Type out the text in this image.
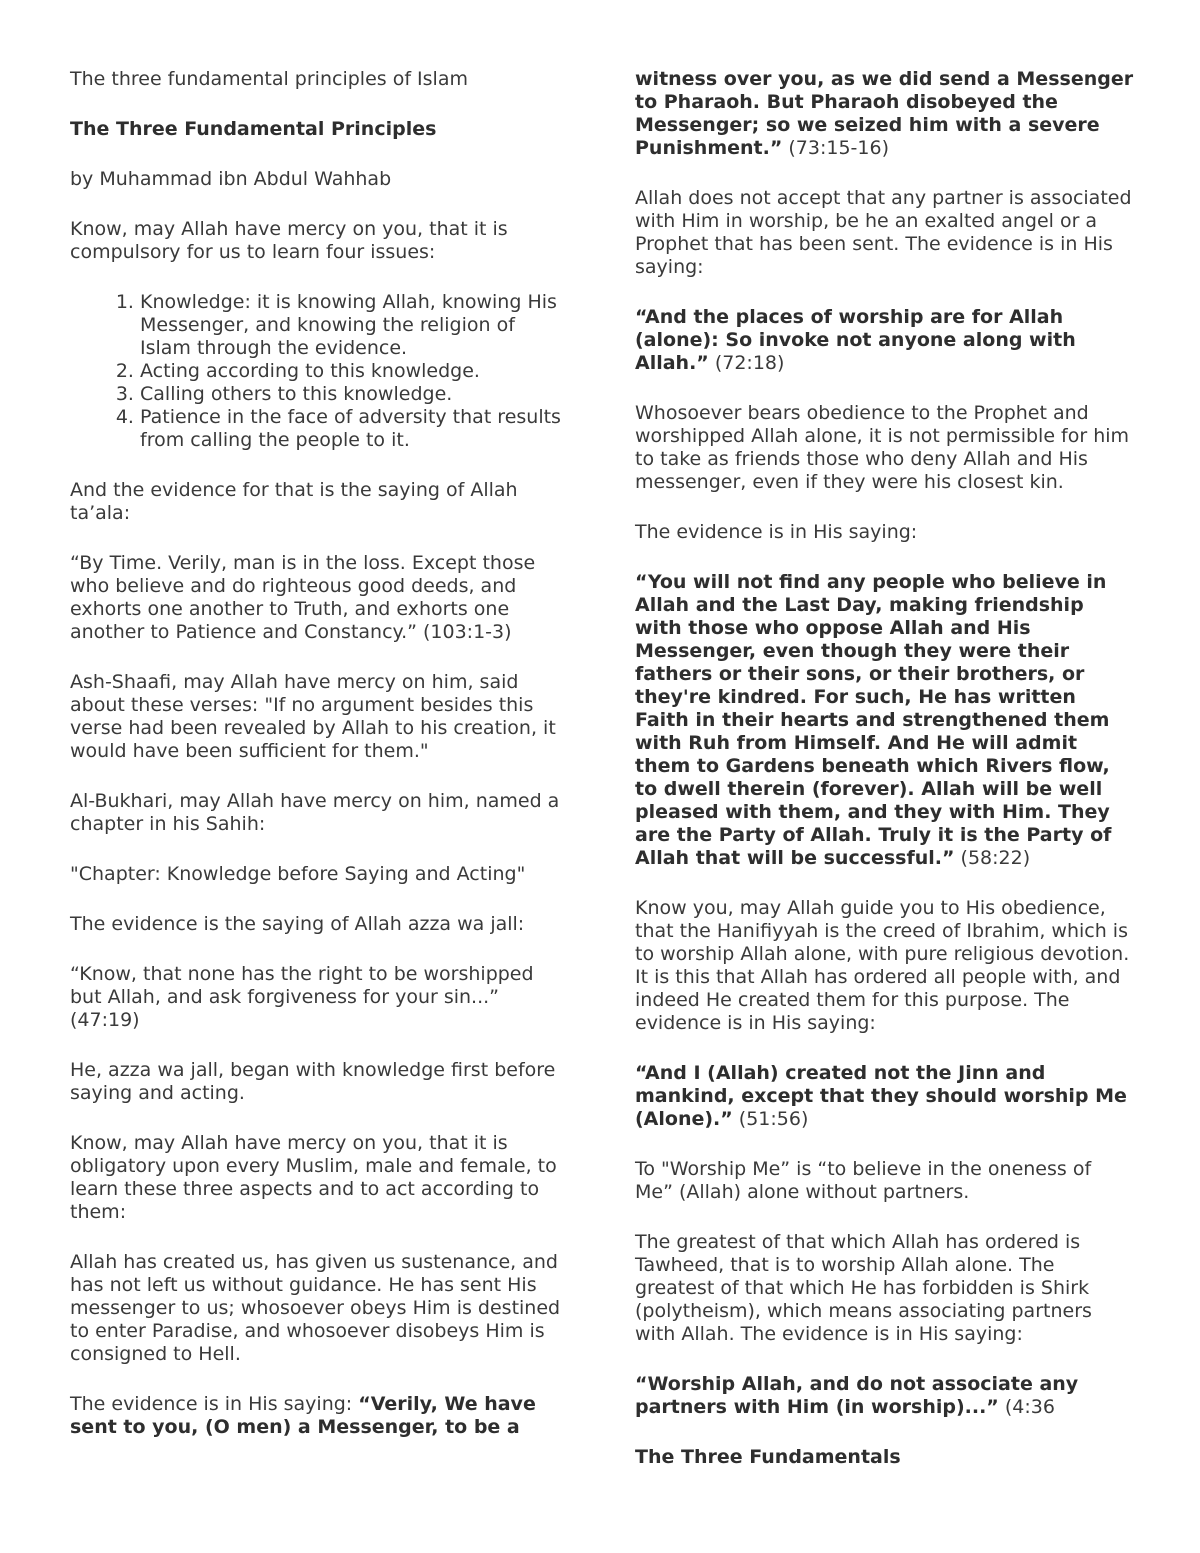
The three fundamental principles of Islam

The Three Fundamental Principles

by Muhammad ibn Abdul Wahhab

Know, may Allah have mercy on you, that it is compulsory for us to learn four issues:

1. Knowledge: it is knowing Allah, knowing His Messenger, and knowing the religion of Islam through the evidence.
2. Acting according to this knowledge.
3. Calling others to this knowledge.
4. Patience in the face of adversity that results from calling the people to it.

And the evidence for that is the saying of Allah ta’ala:

“By Time. Verily, man is in the loss. Except those who believe and do righteous good deeds, and exhorts one another to Truth, and exhorts one another to Patience and Constancy.” (103:1-3)

Ash-Shaafi, may Allah have mercy on him, said about these verses: "If no argument besides this verse had been revealed by Allah to his creation, it would have been sufficient for them."

Al-Bukhari, may Allah have mercy on him, named a chapter in his Sahih:

"Chapter: Knowledge before Saying and Acting"

The evidence is the saying of Allah azza wa jall:

“Know, that none has the right to be worshipped but Allah, and ask forgiveness for your sin...” (47:19)

He, azza wa jall, began with knowledge first before saying and acting.

Know, may Allah have mercy on you, that it is obligatory upon every Muslim, male and female, to learn these three aspects and to act according to them:

Allah has created us, has given us sustenance, and has not left us without guidance. He has sent His messenger to us; whosoever obeys Him is destined to enter Paradise, and whosoever disobeys Him is consigned to Hell.

The evidence is in His saying: “Verily, We have sent to you, (O men) a Messenger, to be a

witness over you, as we did send a Messenger to Pharaoh. But Pharaoh disobeyed the Messenger; so we seized him with a severe Punishment.” (73:15-16)

Allah does not accept that any partner is associated with Him in worship, be he an exalted angel or a Prophet that has been sent. The evidence is in His saying:

“And the places of worship are for Allah (alone): So invoke not anyone along with Allah.” (72:18)

Whosoever bears obedience to the Prophet and worshipped Allah alone, it is not permissible for him to take as friends those who deny Allah and His messenger, even if they were his closest kin.

The evidence is in His saying:

“You will not find any people who believe in Allah and the Last Day, making friendship with those who oppose Allah and His Messenger, even though they were their fathers or their sons, or their brothers, or they're kindred. For such, He has written Faith in their hearts and strengthened them with Ruh from Himself. And He will admit them to Gardens beneath which Rivers flow, to dwell therein (forever). Allah will be well pleased with them, and they with Him. They are the Party of Allah. Truly it is the Party of Allah that will be successful.” (58:22)

Know you, may Allah guide you to His obedience, that the Hanifiyyah is the creed of Ibrahim, which is to worship Allah alone, with pure religious devotion. It is this that Allah has ordered all people with, and indeed He created them for this purpose. The evidence is in His saying:

“And I (Allah) created not the Jinn and mankind, except that they should worship Me (Alone).” (51:56)

To "Worship Me” is “to believe in the oneness of Me” (Allah) alone without partners.

The greatest of that which Allah has ordered is Tawheed, that is to worship Allah alone. The greatest of that which He has forbidden is Shirk (polytheism), which means associating partners with Allah. The evidence is in His saying:

“Worship Allah, and do not associate any partners with Him (in worship)...” (4:36

The Three Fundamentals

- - - - -

WRITTEN TASK:
In the lines above, find each one with "Verily" and list it.

COMPLETED TASK:
“By Time. Verily, man is in the loss. Except those who believe and do righteous good deeds, and exhorts one another to Truth, and exhorts one another to Patience and Constancy.” (103:1-3)
The evidence is in His saying: “Verily, We have sent to you, (O men) a Messenger, to be a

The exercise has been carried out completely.